[Element region listings]
- - - - -
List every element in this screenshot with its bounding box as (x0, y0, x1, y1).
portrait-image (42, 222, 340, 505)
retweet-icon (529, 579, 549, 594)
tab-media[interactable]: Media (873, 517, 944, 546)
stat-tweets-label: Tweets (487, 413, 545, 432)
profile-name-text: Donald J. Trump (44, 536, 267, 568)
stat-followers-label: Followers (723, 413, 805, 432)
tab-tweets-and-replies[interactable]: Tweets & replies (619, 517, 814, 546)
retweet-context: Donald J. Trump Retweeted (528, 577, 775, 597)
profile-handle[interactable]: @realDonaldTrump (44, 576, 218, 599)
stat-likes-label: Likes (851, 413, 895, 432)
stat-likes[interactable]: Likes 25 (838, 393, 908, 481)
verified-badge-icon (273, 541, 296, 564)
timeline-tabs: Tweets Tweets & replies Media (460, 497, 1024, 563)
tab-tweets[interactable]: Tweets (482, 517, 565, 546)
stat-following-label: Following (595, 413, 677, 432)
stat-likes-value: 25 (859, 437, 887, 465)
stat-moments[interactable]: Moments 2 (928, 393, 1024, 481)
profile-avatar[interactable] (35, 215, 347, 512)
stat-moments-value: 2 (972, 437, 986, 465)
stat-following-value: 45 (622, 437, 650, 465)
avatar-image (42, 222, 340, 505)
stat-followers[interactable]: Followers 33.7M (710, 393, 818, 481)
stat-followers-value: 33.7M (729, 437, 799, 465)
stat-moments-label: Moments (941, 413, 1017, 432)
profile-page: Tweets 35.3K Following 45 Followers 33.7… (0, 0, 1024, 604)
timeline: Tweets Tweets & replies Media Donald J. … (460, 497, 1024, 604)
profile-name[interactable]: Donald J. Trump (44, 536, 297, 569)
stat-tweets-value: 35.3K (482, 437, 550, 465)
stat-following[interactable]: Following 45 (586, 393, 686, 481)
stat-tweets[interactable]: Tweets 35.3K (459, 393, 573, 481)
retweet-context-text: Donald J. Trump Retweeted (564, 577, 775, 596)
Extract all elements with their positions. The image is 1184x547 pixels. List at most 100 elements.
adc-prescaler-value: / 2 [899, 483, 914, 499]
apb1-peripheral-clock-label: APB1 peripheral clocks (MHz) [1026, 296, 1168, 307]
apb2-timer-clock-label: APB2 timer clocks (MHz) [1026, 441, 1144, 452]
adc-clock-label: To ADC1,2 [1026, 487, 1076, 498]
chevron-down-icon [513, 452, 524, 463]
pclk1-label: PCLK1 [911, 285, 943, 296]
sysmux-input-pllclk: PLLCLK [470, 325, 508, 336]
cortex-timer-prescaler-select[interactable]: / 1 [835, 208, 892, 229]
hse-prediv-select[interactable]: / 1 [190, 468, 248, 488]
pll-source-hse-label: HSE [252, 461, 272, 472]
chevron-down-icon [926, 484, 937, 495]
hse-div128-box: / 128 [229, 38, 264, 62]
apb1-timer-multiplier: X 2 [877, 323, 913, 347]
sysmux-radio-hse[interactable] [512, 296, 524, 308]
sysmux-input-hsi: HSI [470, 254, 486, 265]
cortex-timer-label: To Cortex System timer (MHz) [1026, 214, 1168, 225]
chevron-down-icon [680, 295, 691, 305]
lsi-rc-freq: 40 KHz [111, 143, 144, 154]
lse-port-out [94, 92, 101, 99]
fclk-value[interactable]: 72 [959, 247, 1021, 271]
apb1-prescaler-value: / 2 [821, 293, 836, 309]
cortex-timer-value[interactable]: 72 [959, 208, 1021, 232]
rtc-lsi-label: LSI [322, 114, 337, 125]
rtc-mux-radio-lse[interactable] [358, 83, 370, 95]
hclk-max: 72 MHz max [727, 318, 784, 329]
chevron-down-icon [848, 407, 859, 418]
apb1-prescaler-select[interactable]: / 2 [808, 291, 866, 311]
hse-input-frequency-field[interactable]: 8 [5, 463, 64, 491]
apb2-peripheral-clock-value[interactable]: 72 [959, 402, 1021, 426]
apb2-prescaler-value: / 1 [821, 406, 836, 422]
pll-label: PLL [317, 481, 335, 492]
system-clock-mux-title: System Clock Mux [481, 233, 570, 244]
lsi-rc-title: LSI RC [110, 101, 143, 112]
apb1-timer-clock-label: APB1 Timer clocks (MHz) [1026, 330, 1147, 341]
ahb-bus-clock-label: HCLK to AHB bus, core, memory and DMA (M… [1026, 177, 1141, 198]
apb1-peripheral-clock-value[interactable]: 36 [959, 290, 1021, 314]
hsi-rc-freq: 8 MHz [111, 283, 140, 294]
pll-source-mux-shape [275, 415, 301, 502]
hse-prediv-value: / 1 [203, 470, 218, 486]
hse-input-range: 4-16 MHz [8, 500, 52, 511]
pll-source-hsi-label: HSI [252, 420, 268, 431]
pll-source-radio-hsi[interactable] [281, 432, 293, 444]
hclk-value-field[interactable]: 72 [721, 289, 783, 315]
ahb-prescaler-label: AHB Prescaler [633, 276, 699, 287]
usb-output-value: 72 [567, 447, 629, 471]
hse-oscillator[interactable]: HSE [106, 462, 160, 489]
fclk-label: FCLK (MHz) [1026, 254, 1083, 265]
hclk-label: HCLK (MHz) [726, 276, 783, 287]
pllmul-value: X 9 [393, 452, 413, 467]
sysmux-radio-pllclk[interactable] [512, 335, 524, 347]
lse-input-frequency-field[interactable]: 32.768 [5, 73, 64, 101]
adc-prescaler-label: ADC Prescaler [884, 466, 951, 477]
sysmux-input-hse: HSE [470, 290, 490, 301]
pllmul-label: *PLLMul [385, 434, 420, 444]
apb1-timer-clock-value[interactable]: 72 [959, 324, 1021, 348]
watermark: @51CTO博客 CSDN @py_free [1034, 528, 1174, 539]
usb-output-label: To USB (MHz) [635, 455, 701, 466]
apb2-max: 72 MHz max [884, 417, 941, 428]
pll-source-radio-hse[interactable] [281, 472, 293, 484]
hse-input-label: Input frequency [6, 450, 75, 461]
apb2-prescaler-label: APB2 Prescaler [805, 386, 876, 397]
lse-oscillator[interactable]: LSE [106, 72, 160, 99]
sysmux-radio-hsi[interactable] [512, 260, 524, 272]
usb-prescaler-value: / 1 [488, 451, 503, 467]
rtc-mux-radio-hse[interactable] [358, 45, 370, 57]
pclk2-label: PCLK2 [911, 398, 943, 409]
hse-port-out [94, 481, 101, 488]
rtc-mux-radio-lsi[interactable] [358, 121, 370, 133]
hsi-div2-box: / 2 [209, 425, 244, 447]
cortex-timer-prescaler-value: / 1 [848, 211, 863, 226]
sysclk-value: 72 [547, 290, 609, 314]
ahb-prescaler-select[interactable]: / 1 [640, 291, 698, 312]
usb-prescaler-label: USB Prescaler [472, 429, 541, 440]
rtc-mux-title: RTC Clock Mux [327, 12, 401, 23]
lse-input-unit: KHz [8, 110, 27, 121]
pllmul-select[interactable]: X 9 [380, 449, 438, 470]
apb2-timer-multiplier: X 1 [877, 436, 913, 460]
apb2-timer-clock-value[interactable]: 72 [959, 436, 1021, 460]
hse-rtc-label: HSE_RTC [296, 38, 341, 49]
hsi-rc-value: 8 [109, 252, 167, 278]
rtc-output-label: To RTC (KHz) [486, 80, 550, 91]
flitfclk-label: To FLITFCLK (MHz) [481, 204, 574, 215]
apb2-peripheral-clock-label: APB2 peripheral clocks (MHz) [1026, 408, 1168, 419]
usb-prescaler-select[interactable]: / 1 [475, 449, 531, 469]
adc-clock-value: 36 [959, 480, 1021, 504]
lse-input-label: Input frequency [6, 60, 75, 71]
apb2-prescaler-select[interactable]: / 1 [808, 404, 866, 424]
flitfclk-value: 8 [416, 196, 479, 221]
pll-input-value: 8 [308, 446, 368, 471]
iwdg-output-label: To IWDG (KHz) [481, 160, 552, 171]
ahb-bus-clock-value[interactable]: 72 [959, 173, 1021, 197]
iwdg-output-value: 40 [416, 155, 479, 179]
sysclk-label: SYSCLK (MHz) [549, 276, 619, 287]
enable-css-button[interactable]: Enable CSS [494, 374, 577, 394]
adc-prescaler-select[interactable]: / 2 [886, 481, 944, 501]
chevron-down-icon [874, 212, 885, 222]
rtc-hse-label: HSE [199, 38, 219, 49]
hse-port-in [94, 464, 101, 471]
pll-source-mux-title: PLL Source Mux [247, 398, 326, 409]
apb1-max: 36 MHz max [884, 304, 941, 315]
- - - - -
YOUR INSTRUCTIONS
Give again, word for word, the lines starting at the beginning of the entries and ending at the line that contains "stat-followers-value: 33.7M (729, 437, 799, 465)", including that line.

THE SOLUTION
List every element in this screenshot with its bounding box as (x0, y0, x1, y1).
portrait-image (42, 222, 340, 505)
retweet-icon (529, 579, 549, 594)
tab-media[interactable]: Media (873, 517, 944, 546)
stat-tweets-label: Tweets (487, 413, 545, 432)
profile-name-text: Donald J. Trump (44, 536, 267, 568)
stat-followers-label: Followers (723, 413, 805, 432)
tab-tweets-and-replies[interactable]: Tweets & replies (619, 517, 814, 546)
retweet-context: Donald J. Trump Retweeted (528, 577, 775, 597)
profile-handle[interactable]: @realDonaldTrump (44, 576, 218, 599)
stat-likes-label: Likes (851, 413, 895, 432)
stat-likes[interactable]: Likes 25 (838, 393, 908, 481)
verified-badge-icon (273, 541, 296, 564)
timeline-tabs: Tweets Tweets & replies Media (460, 497, 1024, 563)
tab-tweets[interactable]: Tweets (482, 517, 565, 546)
stat-following-label: Following (595, 413, 677, 432)
stat-likes-value: 25 (859, 437, 887, 465)
stat-moments[interactable]: Moments 2 (928, 393, 1024, 481)
profile-avatar[interactable] (35, 215, 347, 512)
stat-moments-value: 2 (972, 437, 986, 465)
stat-following-value: 45 (622, 437, 650, 465)
avatar-image (42, 222, 340, 505)
stat-followers[interactable]: Followers 33.7M (710, 393, 818, 481)
stat-followers-value: 33.7M (729, 437, 799, 465)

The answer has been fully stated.